Skip to content

deepbeepmeep/Cosmos1GP

 
 

Repository files navigation

Cosmos Logo


NVIDIA Cosmos is a developer-first world foundation model platform designed to help Physical AI developers build their Physical AI systems better and faster. Cosmos contains

  1. pre-trained models, available via Hugging Face under the NVIDIA Open Model License that allows commercial use of the models for free
  2. training scripts under the Apache 2 License, offered through NVIDIA Nemo Framework for post-training the models for various downstream Physical AI applications

Details of the platform is described in the Cosmos paper. Preview access is available at build.nvidia.com.

Cosmos1 (Text2World and Image2World): GPU Poor version by DeepBeepMeep

01/21/2024: Version 1.1

  • Added support for sdpa attention (this simplifies greatly installation of the application on windows)
  • Added support for negative prompts
  • Added support for 7B models
  • Added workarounds to pytorch compilation to make it run with xformers, sage and sdpa attentions: a full generation with a 14B model with compiled sage mode takes now only 17 minutes at 1280x720 (max VRAM 15.2 GB) !

01/15/2024: Version 1.0 First release

carinmountain.mp4
mammoths.mp4
tiger.mp4

Cosmos1GP offers the following improvements over the original NVidia Cosmos1:

  • Reduced greatly the RAM requirements and VRAM requirements
  • Much faster on low end configs thanks to compilation and fast loading / unloading
  • Support for 8 bits quantization ( int8 quantized models provided)
  • 5 profiles in order to able to run the model at a decent speed on a low end consumer config (32 GB of RAM and 12 VRAM) and to run it at a very good speed on a high end consumer config (48 GB of RAM and 24 GB of VRAM)

**ACTIONS TO TAKE**
1. According to the Cosmos1GP page, how long does a full generation with a 14B model in compiled sage mode take at 1280x720?
2. Name every change that the Cosmos1GP page lists under Version 1.1.

[Layout annotation data]
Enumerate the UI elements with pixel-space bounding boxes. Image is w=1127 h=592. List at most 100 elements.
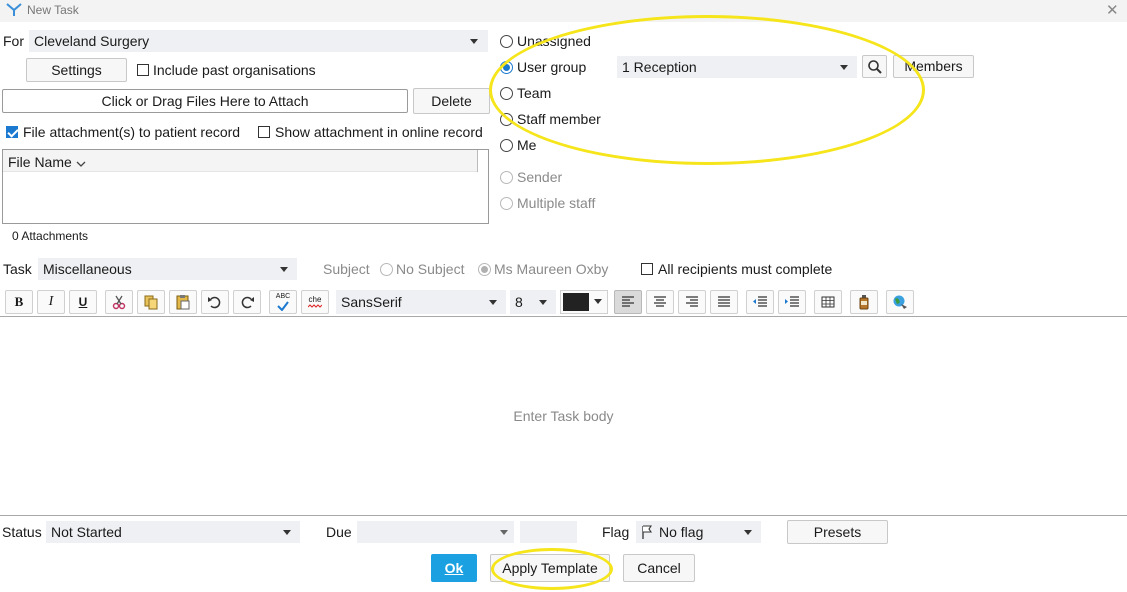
app-logo-icon: [6, 3, 22, 20]
due-time-field[interactable]: [520, 521, 577, 543]
copy-icon: [144, 295, 158, 310]
align-right-button[interactable]: [678, 290, 706, 314]
highlight-ellipse-assignment: [489, 15, 925, 165]
no-subject-radio[interactable]: [380, 263, 393, 276]
me-label: Me: [517, 137, 537, 153]
multiple-staff-label: Multiple staff: [517, 195, 596, 211]
font-size-value: 8: [515, 294, 523, 310]
for-organisation-select[interactable]: Cleveland Surgery: [29, 30, 488, 52]
paste-button[interactable]: [169, 290, 197, 314]
text-color-button[interactable]: [560, 290, 608, 314]
medication-button[interactable]: [850, 290, 878, 314]
file-name-column-header[interactable]: File Name: [8, 154, 72, 170]
paste-icon: [176, 295, 190, 310]
task-type-select[interactable]: Miscellaneous: [38, 258, 297, 280]
status-value: Not Started: [51, 524, 122, 540]
attachments-count: 0 Attachments: [12, 229, 89, 243]
attachments-table[interactable]: File Name: [2, 149, 489, 224]
flag-select[interactable]: No flag: [636, 521, 761, 543]
cut-button[interactable]: [105, 290, 133, 314]
font-size-select[interactable]: 8: [510, 290, 556, 314]
flag-value: No flag: [659, 524, 704, 540]
redo-icon: [241, 296, 254, 309]
spell-check-label: ABC: [275, 293, 291, 300]
all-recipients-label: All recipients must complete: [658, 261, 833, 277]
undo-button[interactable]: [201, 290, 229, 314]
chevron-down-icon: [470, 39, 478, 44]
chevron-down-icon: [539, 300, 547, 305]
underline-button[interactable]: U: [69, 290, 97, 314]
spell-options-label: che: [308, 295, 322, 304]
chevron-down-icon: [500, 530, 508, 535]
italic-button[interactable]: I: [37, 290, 65, 314]
spell-options-button[interactable]: che: [301, 290, 329, 314]
multiple-staff-radio[interactable]: [500, 197, 513, 210]
flag-icon: [641, 525, 653, 543]
patient-subject-radio[interactable]: [478, 263, 491, 276]
table-icon: [821, 296, 835, 308]
globe-link-icon: [893, 295, 907, 309]
justify-icon: [718, 296, 730, 307]
attach-drop-zone[interactable]: Click or Drag Files Here to Attach: [2, 89, 408, 113]
for-value: Cleveland Surgery: [34, 33, 150, 49]
text-color-swatch: [563, 293, 589, 311]
include-past-organisations-label: Include past organisations: [153, 62, 316, 78]
title-bar: [0, 0, 1127, 22]
bold-icon: B: [14, 294, 24, 309]
status-select[interactable]: Not Started: [46, 521, 300, 543]
presets-button[interactable]: Presets: [787, 520, 888, 544]
insert-link-button[interactable]: [886, 290, 914, 314]
align-center-button[interactable]: [646, 290, 674, 314]
underline-icon: U: [78, 295, 88, 309]
column-divider: [477, 150, 478, 172]
due-date-picker[interactable]: [357, 521, 514, 543]
show-in-online-record-checkbox[interactable]: [258, 126, 270, 138]
spell-check-button[interactable]: ABC: [269, 290, 297, 314]
subject-label: Subject: [323, 261, 370, 277]
chevron-down-icon: [744, 530, 752, 535]
chevron-down-icon: [489, 300, 497, 305]
me-radio[interactable]: [500, 139, 513, 152]
indent-icon: [785, 296, 799, 307]
file-to-patient-record-checkbox[interactable]: [6, 126, 18, 138]
sender-radio[interactable]: [500, 171, 513, 184]
insert-table-button[interactable]: [814, 290, 842, 314]
increase-indent-button[interactable]: [778, 290, 806, 314]
align-right-icon: [686, 296, 698, 307]
sender-label: Sender: [517, 169, 563, 185]
window-title: New Task: [27, 3, 79, 17]
align-left-icon: [622, 296, 634, 307]
sort-chevron-icon: [76, 155, 86, 171]
ok-button[interactable]: Ok: [431, 554, 477, 582]
task-label: Task: [3, 261, 32, 277]
align-left-button[interactable]: [614, 290, 642, 314]
include-past-organisations-checkbox[interactable]: [137, 64, 149, 76]
decrease-indent-button[interactable]: [746, 290, 774, 314]
unassigned-radio[interactable]: [500, 35, 513, 48]
settings-button[interactable]: Settings: [26, 58, 127, 82]
chevron-down-icon: [280, 267, 288, 272]
task-body-placeholder: Enter Task body: [513, 408, 614, 424]
all-recipients-checkbox[interactable]: [641, 263, 653, 275]
task-body-editor[interactable]: Enter Task body: [0, 317, 1127, 515]
redo-button[interactable]: [233, 290, 261, 314]
chevron-down-icon: [283, 530, 291, 535]
delete-attachment-button[interactable]: Delete: [413, 88, 490, 114]
scissors-icon: [112, 295, 126, 310]
cancel-button[interactable]: Cancel: [623, 554, 695, 582]
patient-subject-label: Ms Maureen Oxby: [494, 261, 609, 277]
for-label: For: [3, 33, 24, 49]
highlight-ellipse-apply-template: [491, 548, 613, 590]
table-header: [3, 150, 477, 172]
bold-button[interactable]: B: [5, 290, 33, 314]
medicine-bottle-icon: [859, 295, 869, 310]
file-to-patient-record-label: File attachment(s) to patient record: [23, 124, 241, 140]
due-label: Due: [326, 524, 352, 540]
flag-label: Flag: [602, 524, 630, 540]
close-icon[interactable]: ✕: [1106, 1, 1119, 19]
copy-button[interactable]: [137, 290, 165, 314]
font-family-select[interactable]: SansSerif: [336, 290, 506, 314]
justify-button[interactable]: [710, 290, 738, 314]
squiggle-icon: [308, 304, 322, 308]
font-family-value: SansSerif: [341, 294, 402, 310]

**FULL ANSWERS**
1. Only 17 minutes.

2.
- Support for sdpa attention
- Support for negative prompts
- Support for 7B models
- Workarounds to pytorch compilation so that it runs with xformers, sage and sdpa attentions